## Written exercise
Set down the records once more, please, exactly and with the pictures left out.

=-=-=-=-=

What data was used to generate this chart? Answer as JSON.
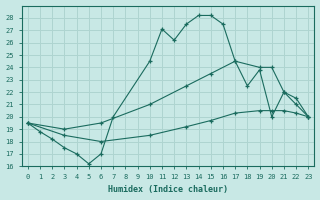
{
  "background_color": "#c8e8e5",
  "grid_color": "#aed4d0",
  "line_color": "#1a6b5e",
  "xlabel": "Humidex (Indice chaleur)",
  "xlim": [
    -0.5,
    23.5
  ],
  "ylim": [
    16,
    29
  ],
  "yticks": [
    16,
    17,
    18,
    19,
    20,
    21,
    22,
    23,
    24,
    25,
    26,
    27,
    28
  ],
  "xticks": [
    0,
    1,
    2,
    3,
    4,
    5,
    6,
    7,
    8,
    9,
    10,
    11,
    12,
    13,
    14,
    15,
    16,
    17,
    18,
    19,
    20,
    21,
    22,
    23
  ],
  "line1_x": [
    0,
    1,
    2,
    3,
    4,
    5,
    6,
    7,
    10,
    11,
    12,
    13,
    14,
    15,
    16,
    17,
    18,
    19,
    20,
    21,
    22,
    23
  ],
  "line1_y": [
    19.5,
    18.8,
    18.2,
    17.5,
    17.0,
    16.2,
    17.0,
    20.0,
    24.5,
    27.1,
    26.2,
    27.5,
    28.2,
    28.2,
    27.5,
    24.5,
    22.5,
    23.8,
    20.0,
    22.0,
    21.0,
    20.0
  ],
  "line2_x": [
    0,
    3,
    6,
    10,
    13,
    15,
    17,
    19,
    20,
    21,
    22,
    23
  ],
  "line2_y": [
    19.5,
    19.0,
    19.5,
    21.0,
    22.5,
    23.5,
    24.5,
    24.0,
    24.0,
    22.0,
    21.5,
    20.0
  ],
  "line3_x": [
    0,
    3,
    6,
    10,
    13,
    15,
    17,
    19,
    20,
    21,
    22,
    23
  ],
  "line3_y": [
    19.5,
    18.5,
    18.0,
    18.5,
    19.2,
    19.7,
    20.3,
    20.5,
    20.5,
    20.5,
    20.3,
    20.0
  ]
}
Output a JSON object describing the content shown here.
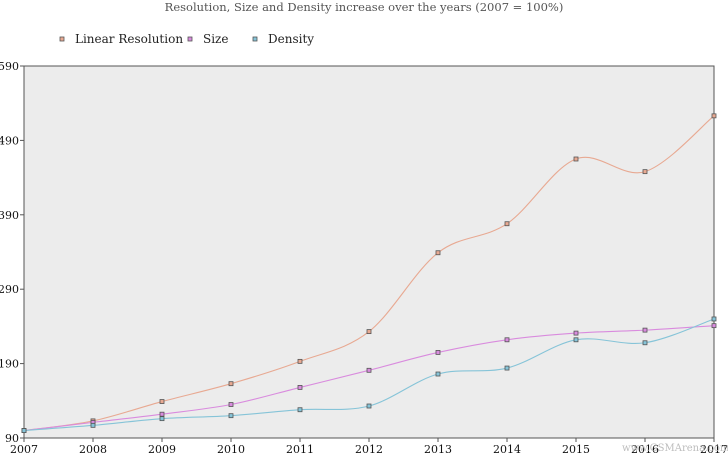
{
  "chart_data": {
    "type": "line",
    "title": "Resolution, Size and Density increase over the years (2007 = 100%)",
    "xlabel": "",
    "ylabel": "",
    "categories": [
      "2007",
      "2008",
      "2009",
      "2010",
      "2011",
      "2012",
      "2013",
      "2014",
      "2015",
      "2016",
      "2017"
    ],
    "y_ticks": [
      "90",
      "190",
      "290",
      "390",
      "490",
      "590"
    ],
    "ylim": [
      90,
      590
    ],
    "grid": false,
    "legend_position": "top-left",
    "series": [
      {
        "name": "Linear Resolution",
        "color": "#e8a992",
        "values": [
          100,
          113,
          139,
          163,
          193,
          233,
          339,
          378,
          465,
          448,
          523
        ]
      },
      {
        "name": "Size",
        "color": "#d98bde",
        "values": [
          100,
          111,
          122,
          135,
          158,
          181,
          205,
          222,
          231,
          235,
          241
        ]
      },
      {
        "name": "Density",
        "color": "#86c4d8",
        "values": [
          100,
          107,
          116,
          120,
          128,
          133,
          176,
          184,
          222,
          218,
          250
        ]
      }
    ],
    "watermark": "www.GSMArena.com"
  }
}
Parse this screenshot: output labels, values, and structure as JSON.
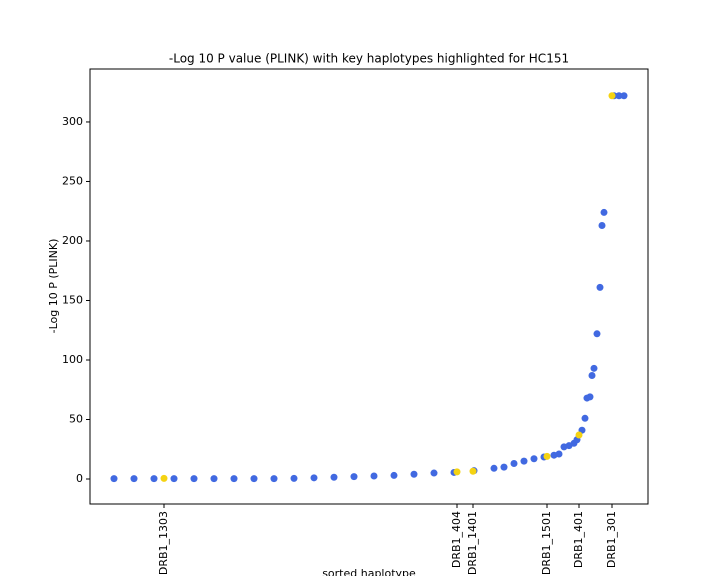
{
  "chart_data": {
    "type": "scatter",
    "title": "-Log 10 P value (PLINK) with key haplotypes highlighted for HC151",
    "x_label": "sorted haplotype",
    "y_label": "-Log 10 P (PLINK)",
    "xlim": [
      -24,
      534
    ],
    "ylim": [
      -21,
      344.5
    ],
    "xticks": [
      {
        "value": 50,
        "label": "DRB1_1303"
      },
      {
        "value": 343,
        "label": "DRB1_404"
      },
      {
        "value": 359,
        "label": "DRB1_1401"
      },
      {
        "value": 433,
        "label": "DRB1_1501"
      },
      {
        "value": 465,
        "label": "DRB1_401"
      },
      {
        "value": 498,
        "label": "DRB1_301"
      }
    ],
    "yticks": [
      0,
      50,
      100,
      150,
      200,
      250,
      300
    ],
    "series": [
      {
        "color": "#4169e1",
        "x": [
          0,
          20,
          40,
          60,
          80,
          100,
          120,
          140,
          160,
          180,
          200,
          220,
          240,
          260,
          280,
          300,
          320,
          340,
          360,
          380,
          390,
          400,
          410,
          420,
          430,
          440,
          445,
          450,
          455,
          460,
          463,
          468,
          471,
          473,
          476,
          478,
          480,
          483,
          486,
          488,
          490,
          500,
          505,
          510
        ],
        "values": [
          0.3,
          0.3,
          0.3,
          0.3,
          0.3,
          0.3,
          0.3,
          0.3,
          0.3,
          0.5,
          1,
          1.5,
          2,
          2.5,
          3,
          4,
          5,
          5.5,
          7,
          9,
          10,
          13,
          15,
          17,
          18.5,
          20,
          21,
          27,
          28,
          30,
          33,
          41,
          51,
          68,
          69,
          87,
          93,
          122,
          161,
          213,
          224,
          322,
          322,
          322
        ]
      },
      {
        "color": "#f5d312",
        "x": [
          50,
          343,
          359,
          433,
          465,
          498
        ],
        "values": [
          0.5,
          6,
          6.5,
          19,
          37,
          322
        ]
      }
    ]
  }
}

=-=-=-=-=

## Solution to this exercise
What data was used to generate this chart? Answer as JSON.
{
  "background_color": "#c8e8e5",
  "grid_color": "#aed4d0",
  "line_color": "#1a6b5e",
  "xlabel": "Humidex (Indice chaleur)",
  "xlim": [
    -0.5,
    23.5
  ],
  "ylim": [
    16,
    29
  ],
  "yticks": [
    16,
    17,
    18,
    19,
    20,
    21,
    22,
    23,
    24,
    25,
    26,
    27,
    28
  ],
  "xticks": [
    0,
    1,
    2,
    3,
    4,
    5,
    6,
    7,
    8,
    9,
    10,
    11,
    12,
    13,
    14,
    15,
    16,
    17,
    18,
    19,
    20,
    21,
    22,
    23
  ],
  "line1_x": [
    0,
    1,
    2,
    3,
    4,
    5,
    6,
    7,
    10,
    11,
    12,
    13,
    14,
    15,
    16,
    17,
    18,
    19,
    20,
    21,
    22,
    23
  ],
  "line1_y": [
    19.5,
    18.8,
    18.2,
    17.5,
    17.0,
    16.2,
    17.0,
    20.0,
    24.5,
    27.1,
    26.2,
    27.5,
    28.2,
    28.2,
    27.5,
    24.5,
    22.5,
    23.8,
    20.0,
    22.0,
    21.0,
    20.0
  ],
  "line2_x": [
    0,
    3,
    6,
    10,
    13,
    15,
    17,
    19,
    20,
    21,
    22,
    23
  ],
  "line2_y": [
    19.5,
    19.0,
    19.5,
    21.0,
    22.5,
    23.5,
    24.5,
    24.0,
    24.0,
    22.0,
    21.5,
    20.0
  ],
  "line3_x": [
    0,
    3,
    6,
    10,
    13,
    15,
    17,
    19,
    20,
    21,
    22,
    23
  ],
  "line3_y": [
    19.5,
    18.5,
    18.0,
    18.5,
    19.2,
    19.7,
    20.3,
    20.5,
    20.5,
    20.5,
    20.3,
    20.0
  ]
}
Output a JSON object describing the content shown here.
{
  "chart_data": {
    "type": "line",
    "title": "Resolution, Size and Density increase over the years (2007 = 100%)",
    "xlabel": "",
    "ylabel": "",
    "categories": [
      "2007",
      "2008",
      "2009",
      "2010",
      "2011",
      "2012",
      "2013",
      "2014",
      "2015",
      "2016",
      "2017"
    ],
    "y_ticks": [
      "90",
      "190",
      "290",
      "390",
      "490",
      "590"
    ],
    "ylim": [
      90,
      590
    ],
    "grid": false,
    "legend_position": "top-left",
    "series": [
      {
        "name": "Linear Resolution",
        "color": "#e8a992",
        "values": [
          100,
          113,
          139,
          163,
          193,
          233,
          339,
          378,
          465,
          448,
          523
        ]
      },
      {
        "name": "Size",
        "color": "#d98bde",
        "values": [
          100,
          111,
          122,
          135,
          158,
          181,
          205,
          222,
          231,
          235,
          241
        ]
      },
      {
        "name": "Density",
        "color": "#86c4d8",
        "values": [
          100,
          107,
          116,
          120,
          128,
          133,
          176,
          184,
          222,
          218,
          250
        ]
      }
    ],
    "watermark": "www.GSMArena.com"
  }
}
Parse this screenshot: output labels, values, and structure as JSON.
{
  "chart_data": {
    "type": "scatter",
    "title": "-Log 10 P value (PLINK) with key haplotypes highlighted for HC151",
    "x_label": "sorted haplotype",
    "y_label": "-Log 10 P (PLINK)",
    "xlim": [
      -24,
      534
    ],
    "ylim": [
      -21,
      344.5
    ],
    "xticks": [
      {
        "value": 50,
        "label": "DRB1_1303"
      },
      {
        "value": 343,
        "label": "DRB1_404"
      },
      {
        "value": 359,
        "label": "DRB1_1401"
      },
      {
        "value": 433,
        "label": "DRB1_1501"
      },
      {
        "value": 465,
        "label": "DRB1_401"
      },
      {
        "value": 498,
        "label": "DRB1_301"
      }
    ],
    "yticks": [
      0,
      50,
      100,
      150,
      200,
      250,
      300
    ],
    "series": [
      {
        "color": "#4169e1",
        "x": [
          0,
          20,
          40,
          60,
          80,
          100,
          120,
          140,
          160,
          180,
          200,
          220,
          240,
          260,
          280,
          300,
          320,
          340,
          360,
          380,
          390,
          400,
          410,
          420,
          430,
          440,
          445,
          450,
          455,
          460,
          463,
          468,
          471,
          473,
          476,
          478,
          480,
          483,
          486,
          488,
          490,
          500,
          505,
          510
        ],
        "values": [
          0.3,
          0.3,
          0.3,
          0.3,
          0.3,
          0.3,
          0.3,
          0.3,
          0.3,
          0.5,
          1,
          1.5,
          2,
          2.5,
          3,
          4,
          5,
          5.5,
          7,
          9,
          10,
          13,
          15,
          17,
          18.5,
          20,
          21,
          27,
          28,
          30,
          33,
          41,
          51,
          68,
          69,
          87,
          93,
          122,
          161,
          213,
          224,
          322,
          322,
          322
        ]
      },
      {
        "color": "#f5d312",
        "x": [
          50,
          343,
          359,
          433,
          465,
          498
        ],
        "values": [
          0.5,
          6,
          6.5,
          19,
          37,
          322
        ]
      }
    ]
  }
}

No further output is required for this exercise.